> [Job]:
Write every line out verbatim and omit the pictures.

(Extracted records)
........

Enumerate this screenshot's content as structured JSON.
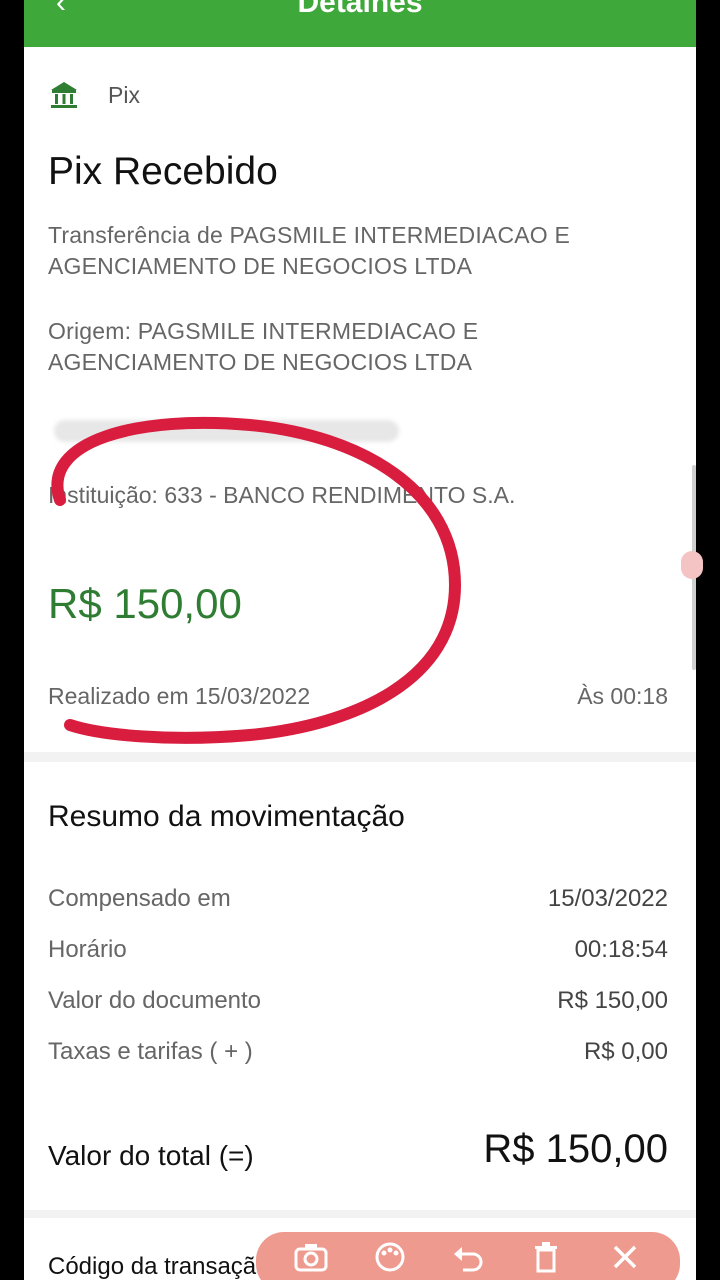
{
  "header": {
    "title": "Detalhes",
    "back_icon": "back-arrow-icon"
  },
  "breadcrumb": {
    "icon": "bank-icon",
    "label": "Pix"
  },
  "transaction": {
    "title": "Pix Recebido",
    "transfer": "Transferência de PAGSMILE INTERMEDIACAO E AGENCIAMENTO DE NEGOCIOS LTDA",
    "origin": "Origem: PAGSMILE INTERMEDIACAO E AGENCIAMENTO DE NEGOCIOS LTDA",
    "institution": "Instituição: 633 - BANCO RENDIMENTO S.A.",
    "amount": "R$ 150,00",
    "realized": "Realizado em 15/03/2022",
    "time": "Às 00:18"
  },
  "summary": {
    "title": "Resumo da movimentação",
    "rows": [
      {
        "label": "Compensado em",
        "value": "15/03/2022"
      },
      {
        "label": "Horário",
        "value": "00:18:54"
      },
      {
        "label": "Valor do documento",
        "value": "R$ 150,00"
      },
      {
        "label": "Taxas e tarifas ( + )",
        "value": "R$ 0,00"
      }
    ],
    "total_label": "Valor do total (=)",
    "total_value": "R$ 150,00",
    "code_label": "Código da transação"
  },
  "annotation_toolbar": {
    "tools": [
      "camera-icon",
      "palette-icon",
      "undo-icon",
      "trash-icon",
      "close-icon"
    ]
  },
  "colors": {
    "brand_green": "#3ea83a",
    "amount_green": "#2f7d32",
    "annotation_red": "#d81d3f"
  }
}
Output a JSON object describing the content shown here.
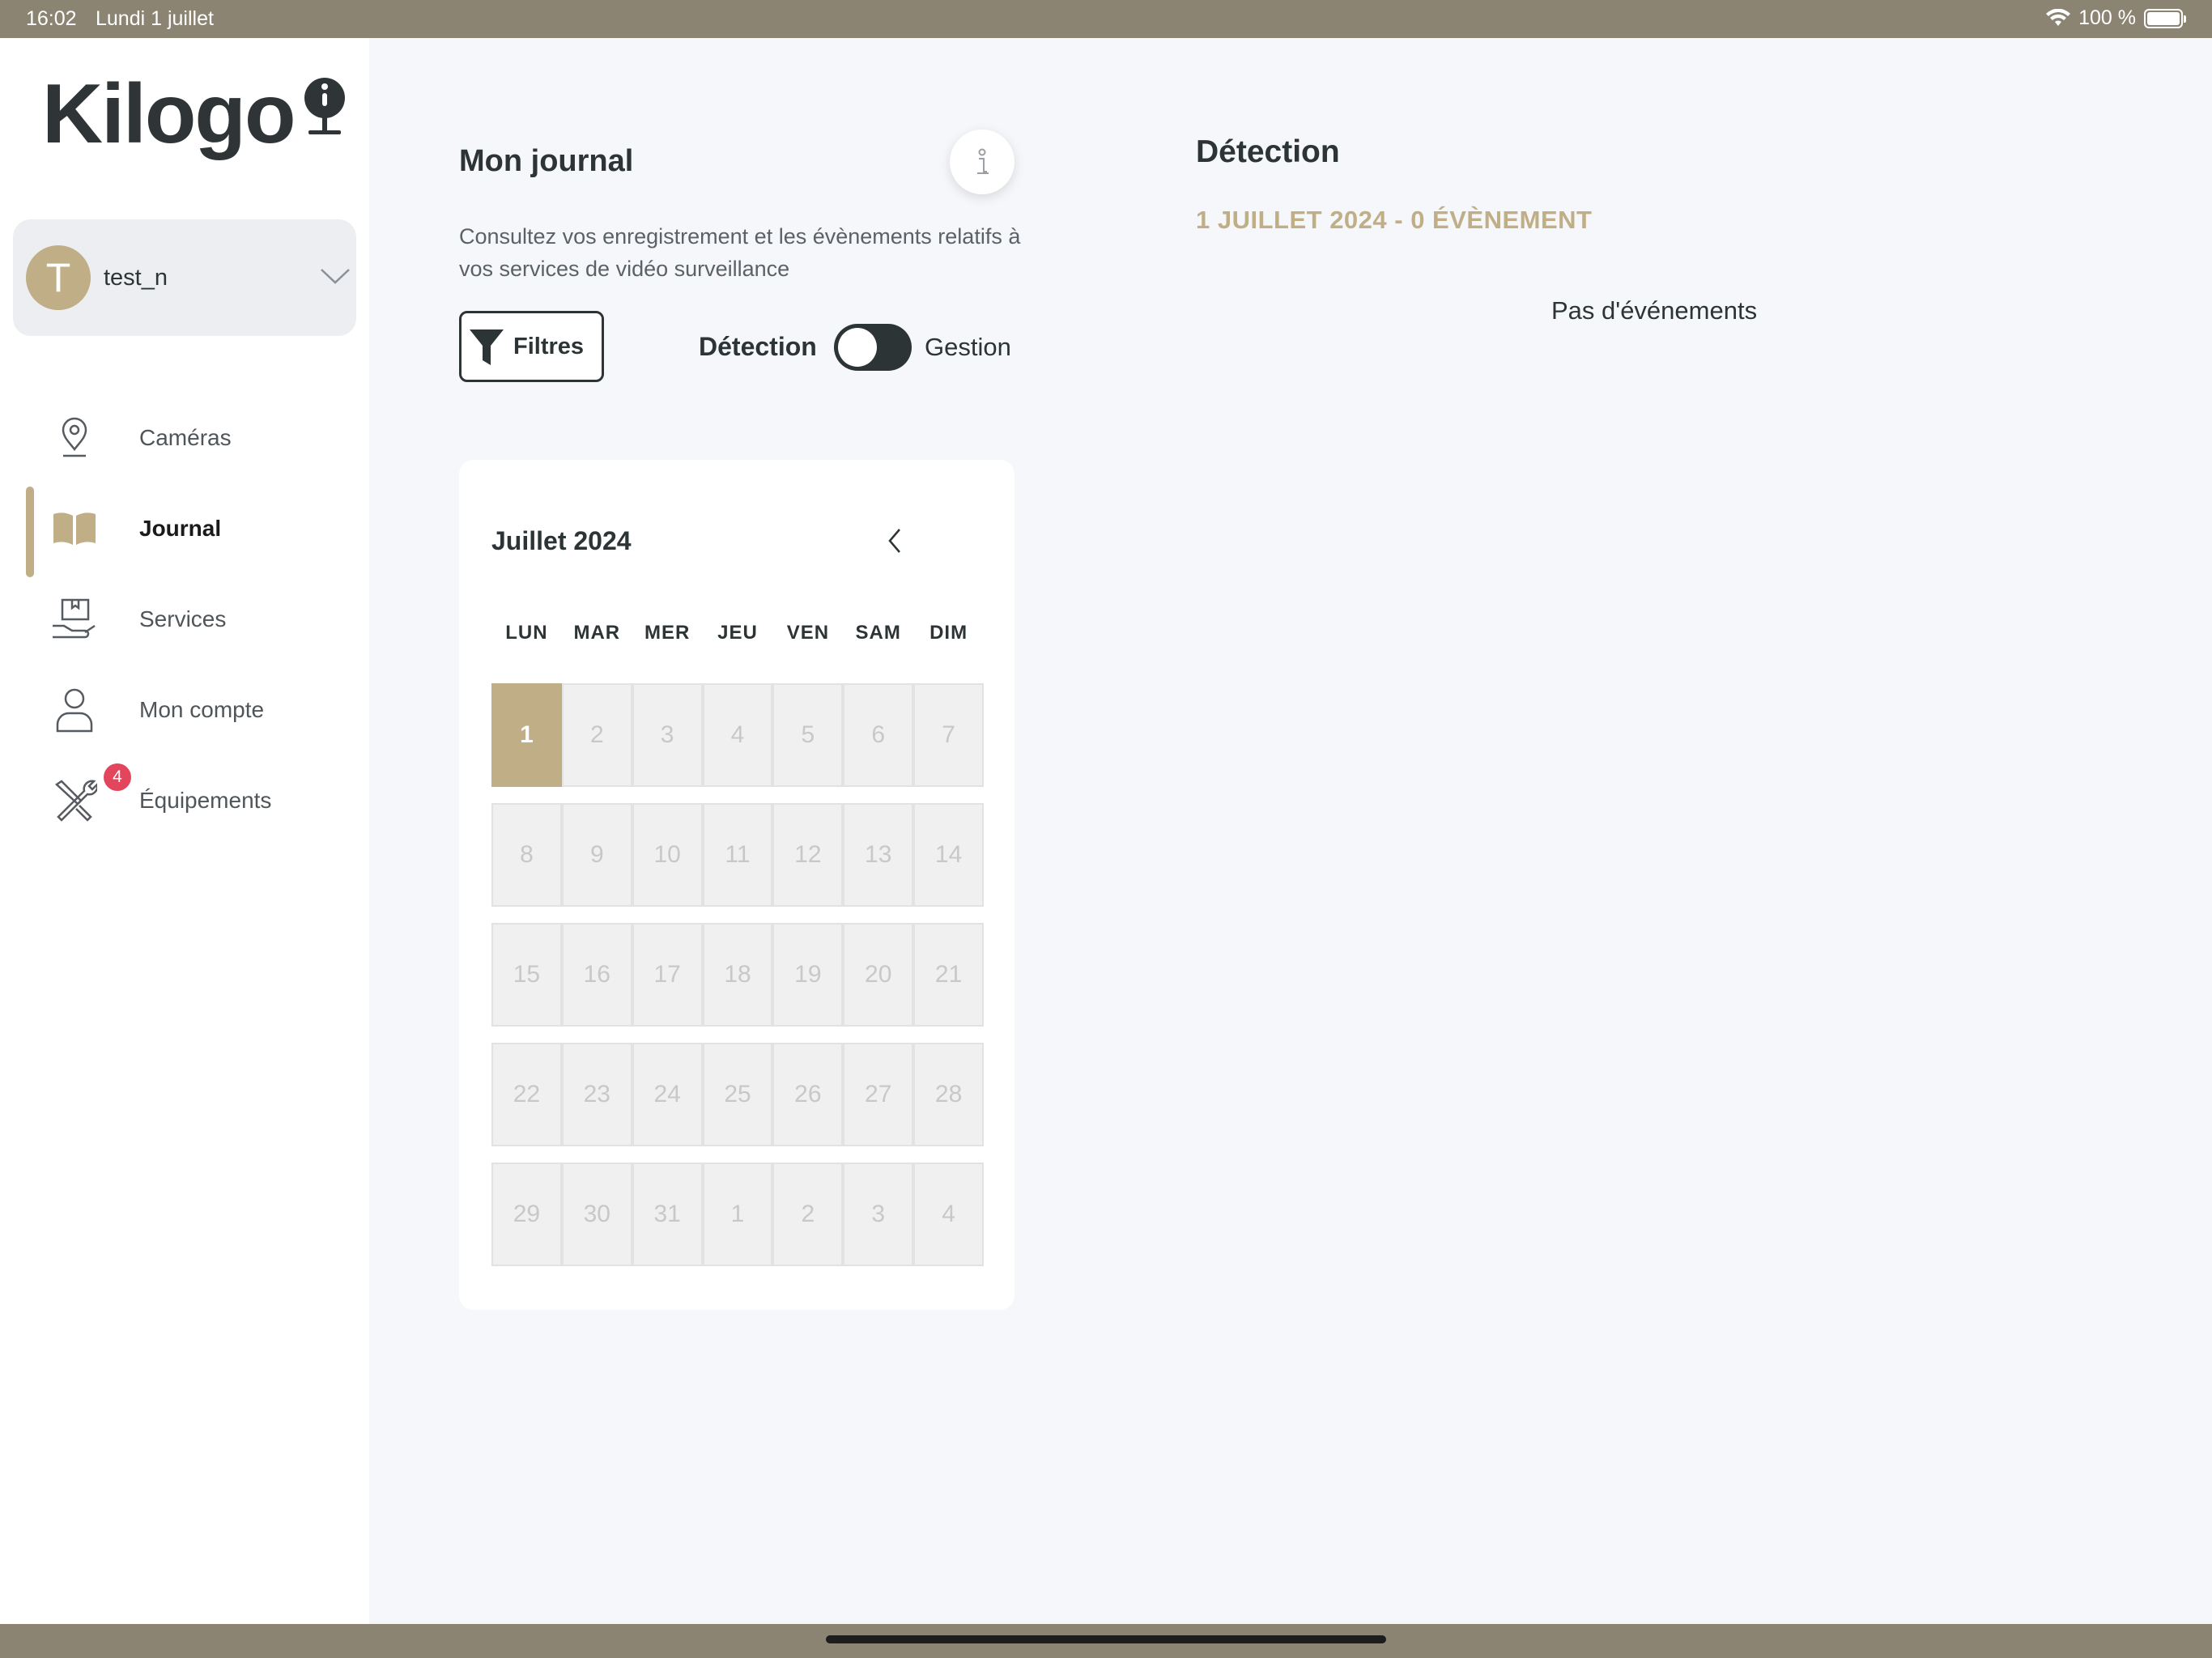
{
  "status_bar": {
    "time": "16:02",
    "date": "Lundi 1 juillet",
    "battery": "100 %"
  },
  "logo": {
    "text": "Kilogo"
  },
  "user": {
    "initial": "T",
    "name": "test_n"
  },
  "nav": [
    {
      "label": "Caméras",
      "icon": "camera-pin-icon",
      "active": false
    },
    {
      "label": "Journal",
      "icon": "book-icon",
      "active": true
    },
    {
      "label": "Services",
      "icon": "hand-package-icon",
      "active": false
    },
    {
      "label": "Mon compte",
      "icon": "user-icon",
      "active": false
    },
    {
      "label": "Équipements",
      "icon": "tools-icon",
      "active": false,
      "badge": "4"
    }
  ],
  "journal": {
    "title": "Mon journal",
    "description": "Consultez vos enregistrement et les évènements relatifs à vos services de vidéo surveillance",
    "filter_label": "Filtres",
    "toggle_left": "Détection",
    "toggle_right": "Gestion"
  },
  "calendar": {
    "month_label": "Juillet 2024",
    "weekdays": [
      "LUN",
      "MAR",
      "MER",
      "JEU",
      "VEN",
      "SAM",
      "DIM"
    ],
    "weeks": [
      [
        "1",
        "2",
        "3",
        "4",
        "5",
        "6",
        "7"
      ],
      [
        "8",
        "9",
        "10",
        "11",
        "12",
        "13",
        "14"
      ],
      [
        "15",
        "16",
        "17",
        "18",
        "19",
        "20",
        "21"
      ],
      [
        "22",
        "23",
        "24",
        "25",
        "26",
        "27",
        "28"
      ],
      [
        "29",
        "30",
        "31",
        "1",
        "2",
        "3",
        "4"
      ]
    ],
    "selected": "1"
  },
  "detection": {
    "title": "Détection",
    "date_summary": "1 JUILLET 2024  - 0 ÉVÈNEMENT",
    "empty_text": "Pas d'événements"
  },
  "colors": {
    "accent": "#bfae86",
    "dark": "#2d3436",
    "status_bar": "#8b8472",
    "badge": "#e2465c"
  }
}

........

> [Problem solution]:
Enumerate this screenshot's content as structured JSON.
{
  "header": {
    "title": "Detalhes",
    "back_icon": "back-arrow-icon"
  },
  "breadcrumb": {
    "icon": "bank-icon",
    "label": "Pix"
  },
  "transaction": {
    "title": "Pix Recebido",
    "transfer": "Transferência de PAGSMILE INTERMEDIACAO E AGENCIAMENTO DE NEGOCIOS LTDA",
    "origin": "Origem: PAGSMILE INTERMEDIACAO E AGENCIAMENTO DE NEGOCIOS LTDA",
    "institution": "Instituição: 633 - BANCO RENDIMENTO S.A.",
    "amount": "R$ 150,00",
    "realized": "Realizado em 15/03/2022",
    "time": "Às 00:18"
  },
  "summary": {
    "title": "Resumo da movimentação",
    "rows": [
      {
        "label": "Compensado em",
        "value": "15/03/2022"
      },
      {
        "label": "Horário",
        "value": "00:18:54"
      },
      {
        "label": "Valor do documento",
        "value": "R$ 150,00"
      },
      {
        "label": "Taxas e tarifas ( + )",
        "value": "R$ 0,00"
      }
    ],
    "total_label": "Valor do total (=)",
    "total_value": "R$ 150,00",
    "code_label": "Código da transação"
  },
  "annotation_toolbar": {
    "tools": [
      "camera-icon",
      "palette-icon",
      "undo-icon",
      "trash-icon",
      "close-icon"
    ]
  },
  "colors": {
    "brand_green": "#3ea83a",
    "amount_green": "#2f7d32",
    "annotation_red": "#d81d3f"
  }
}
Output a JSON object describing the content shown here.
{
  "status_bar": {
    "time": "16:02",
    "date": "Lundi 1 juillet",
    "battery": "100 %"
  },
  "logo": {
    "text": "Kilogo"
  },
  "user": {
    "initial": "T",
    "name": "test_n"
  },
  "nav": [
    {
      "label": "Caméras",
      "icon": "camera-pin-icon",
      "active": false
    },
    {
      "label": "Journal",
      "icon": "book-icon",
      "active": true
    },
    {
      "label": "Services",
      "icon": "hand-package-icon",
      "active": false
    },
    {
      "label": "Mon compte",
      "icon": "user-icon",
      "active": false
    },
    {
      "label": "Équipements",
      "icon": "tools-icon",
      "active": false,
      "badge": "4"
    }
  ],
  "journal": {
    "title": "Mon journal",
    "description": "Consultez vos enregistrement et les évènements relatifs à vos services de vidéo surveillance",
    "filter_label": "Filtres",
    "toggle_left": "Détection",
    "toggle_right": "Gestion"
  },
  "calendar": {
    "month_label": "Juillet 2024",
    "weekdays": [
      "LUN",
      "MAR",
      "MER",
      "JEU",
      "VEN",
      "SAM",
      "DIM"
    ],
    "weeks": [
      [
        "1",
        "2",
        "3",
        "4",
        "5",
        "6",
        "7"
      ],
      [
        "8",
        "9",
        "10",
        "11",
        "12",
        "13",
        "14"
      ],
      [
        "15",
        "16",
        "17",
        "18",
        "19",
        "20",
        "21"
      ],
      [
        "22",
        "23",
        "24",
        "25",
        "26",
        "27",
        "28"
      ],
      [
        "29",
        "30",
        "31",
        "1",
        "2",
        "3",
        "4"
      ]
    ],
    "selected": "1"
  },
  "detection": {
    "title": "Détection",
    "date_summary": "1 JUILLET 2024  - 0 ÉVÈNEMENT",
    "empty_text": "Pas d'événements"
  },
  "colors": {
    "accent": "#bfae86",
    "dark": "#2d3436",
    "status_bar": "#8b8472",
    "badge": "#e2465c"
  }
}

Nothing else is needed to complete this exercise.